GIVEN EXERCISE:
Find every line below that contains the word "ylabel" and copy it out.

INPUT RECORDS:

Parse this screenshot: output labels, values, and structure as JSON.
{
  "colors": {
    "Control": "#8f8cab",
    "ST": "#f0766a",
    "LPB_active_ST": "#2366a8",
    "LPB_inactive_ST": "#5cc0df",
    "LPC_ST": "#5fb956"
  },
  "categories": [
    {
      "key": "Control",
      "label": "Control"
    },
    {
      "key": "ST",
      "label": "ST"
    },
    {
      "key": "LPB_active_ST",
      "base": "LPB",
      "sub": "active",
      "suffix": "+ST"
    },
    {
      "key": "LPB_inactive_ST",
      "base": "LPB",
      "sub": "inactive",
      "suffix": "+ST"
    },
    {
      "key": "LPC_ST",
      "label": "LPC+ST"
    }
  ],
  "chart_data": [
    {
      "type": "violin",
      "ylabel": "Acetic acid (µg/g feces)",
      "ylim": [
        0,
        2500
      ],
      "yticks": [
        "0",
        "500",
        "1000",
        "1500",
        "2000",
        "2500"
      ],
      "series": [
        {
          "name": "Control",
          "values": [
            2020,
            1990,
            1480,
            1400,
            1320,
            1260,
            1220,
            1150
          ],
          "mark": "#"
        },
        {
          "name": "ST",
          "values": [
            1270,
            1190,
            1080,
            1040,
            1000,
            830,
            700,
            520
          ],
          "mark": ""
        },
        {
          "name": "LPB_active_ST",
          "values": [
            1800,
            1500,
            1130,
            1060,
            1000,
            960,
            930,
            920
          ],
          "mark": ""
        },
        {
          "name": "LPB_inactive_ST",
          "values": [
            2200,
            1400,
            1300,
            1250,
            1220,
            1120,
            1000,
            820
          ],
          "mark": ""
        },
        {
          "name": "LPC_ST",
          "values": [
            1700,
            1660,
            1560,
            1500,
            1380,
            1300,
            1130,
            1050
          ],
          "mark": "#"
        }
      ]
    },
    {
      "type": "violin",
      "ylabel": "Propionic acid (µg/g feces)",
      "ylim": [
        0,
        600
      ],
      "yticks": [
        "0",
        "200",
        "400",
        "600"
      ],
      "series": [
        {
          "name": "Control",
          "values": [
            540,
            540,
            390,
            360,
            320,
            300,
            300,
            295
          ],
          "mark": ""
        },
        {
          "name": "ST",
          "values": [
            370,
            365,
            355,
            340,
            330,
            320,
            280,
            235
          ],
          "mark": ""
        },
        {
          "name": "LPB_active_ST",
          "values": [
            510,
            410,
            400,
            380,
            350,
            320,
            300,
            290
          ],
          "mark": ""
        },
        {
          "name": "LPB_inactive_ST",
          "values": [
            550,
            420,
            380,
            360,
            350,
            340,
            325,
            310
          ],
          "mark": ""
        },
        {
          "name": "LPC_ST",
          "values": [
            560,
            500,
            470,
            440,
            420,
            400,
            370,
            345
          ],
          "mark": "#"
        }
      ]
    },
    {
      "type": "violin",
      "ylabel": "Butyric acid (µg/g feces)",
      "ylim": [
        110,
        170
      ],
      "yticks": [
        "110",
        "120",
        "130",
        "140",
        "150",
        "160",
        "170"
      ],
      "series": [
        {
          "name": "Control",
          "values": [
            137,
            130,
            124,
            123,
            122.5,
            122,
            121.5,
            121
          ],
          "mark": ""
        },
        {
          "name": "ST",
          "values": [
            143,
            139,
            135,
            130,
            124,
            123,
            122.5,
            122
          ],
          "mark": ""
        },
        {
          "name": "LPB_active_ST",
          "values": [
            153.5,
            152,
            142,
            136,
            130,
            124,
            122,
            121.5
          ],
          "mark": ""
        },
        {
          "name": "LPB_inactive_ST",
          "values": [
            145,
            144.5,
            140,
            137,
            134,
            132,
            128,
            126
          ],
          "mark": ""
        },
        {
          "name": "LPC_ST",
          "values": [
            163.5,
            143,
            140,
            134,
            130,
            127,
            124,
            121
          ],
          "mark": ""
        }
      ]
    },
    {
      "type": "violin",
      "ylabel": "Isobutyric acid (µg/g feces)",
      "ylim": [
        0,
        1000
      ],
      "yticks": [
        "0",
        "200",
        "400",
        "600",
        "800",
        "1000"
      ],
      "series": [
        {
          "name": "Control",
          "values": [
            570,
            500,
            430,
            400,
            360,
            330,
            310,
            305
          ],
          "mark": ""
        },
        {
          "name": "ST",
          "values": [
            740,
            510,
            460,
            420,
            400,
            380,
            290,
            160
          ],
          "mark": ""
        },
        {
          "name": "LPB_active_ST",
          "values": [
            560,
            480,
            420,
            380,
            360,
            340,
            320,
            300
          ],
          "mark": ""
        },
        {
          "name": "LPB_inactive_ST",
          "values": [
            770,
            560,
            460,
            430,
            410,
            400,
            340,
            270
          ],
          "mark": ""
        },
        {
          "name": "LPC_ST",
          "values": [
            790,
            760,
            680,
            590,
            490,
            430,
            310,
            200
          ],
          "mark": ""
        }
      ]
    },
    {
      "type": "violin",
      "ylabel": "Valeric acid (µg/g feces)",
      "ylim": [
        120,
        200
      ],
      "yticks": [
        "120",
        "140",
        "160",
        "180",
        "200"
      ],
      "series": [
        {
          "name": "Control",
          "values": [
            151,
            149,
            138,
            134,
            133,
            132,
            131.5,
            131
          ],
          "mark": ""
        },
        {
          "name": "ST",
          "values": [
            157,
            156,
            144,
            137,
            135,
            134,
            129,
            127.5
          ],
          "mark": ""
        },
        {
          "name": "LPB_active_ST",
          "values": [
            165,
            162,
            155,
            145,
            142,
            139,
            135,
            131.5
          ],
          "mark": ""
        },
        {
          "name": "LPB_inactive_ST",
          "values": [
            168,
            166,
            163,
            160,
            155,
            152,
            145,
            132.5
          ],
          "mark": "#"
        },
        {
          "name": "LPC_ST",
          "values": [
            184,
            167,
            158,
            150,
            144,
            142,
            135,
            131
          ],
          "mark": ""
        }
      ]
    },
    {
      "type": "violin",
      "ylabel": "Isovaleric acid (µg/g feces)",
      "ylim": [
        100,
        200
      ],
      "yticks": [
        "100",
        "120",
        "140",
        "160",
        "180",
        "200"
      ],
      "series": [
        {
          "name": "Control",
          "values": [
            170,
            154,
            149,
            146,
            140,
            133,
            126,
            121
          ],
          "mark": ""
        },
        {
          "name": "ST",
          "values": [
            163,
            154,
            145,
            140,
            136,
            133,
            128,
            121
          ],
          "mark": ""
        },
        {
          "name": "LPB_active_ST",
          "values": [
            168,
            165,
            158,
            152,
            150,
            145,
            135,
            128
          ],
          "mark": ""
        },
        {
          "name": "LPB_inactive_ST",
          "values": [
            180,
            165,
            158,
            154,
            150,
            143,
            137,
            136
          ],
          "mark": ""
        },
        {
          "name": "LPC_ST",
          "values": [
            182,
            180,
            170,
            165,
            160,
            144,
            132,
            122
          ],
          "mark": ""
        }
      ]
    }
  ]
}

COMPLETE ANSWER:
      "ylabel": "Acetic acid (µg/g feces)",
      "ylabel": "Propionic acid (µg/g feces)",
      "ylabel": "Butyric acid (µg/g feces)",
      "ylabel": "Isobutyric acid (µg/g feces)",
      "ylabel": "Valeric acid (µg/g feces)",
      "ylabel": "Isovaleric acid (µg/g feces)",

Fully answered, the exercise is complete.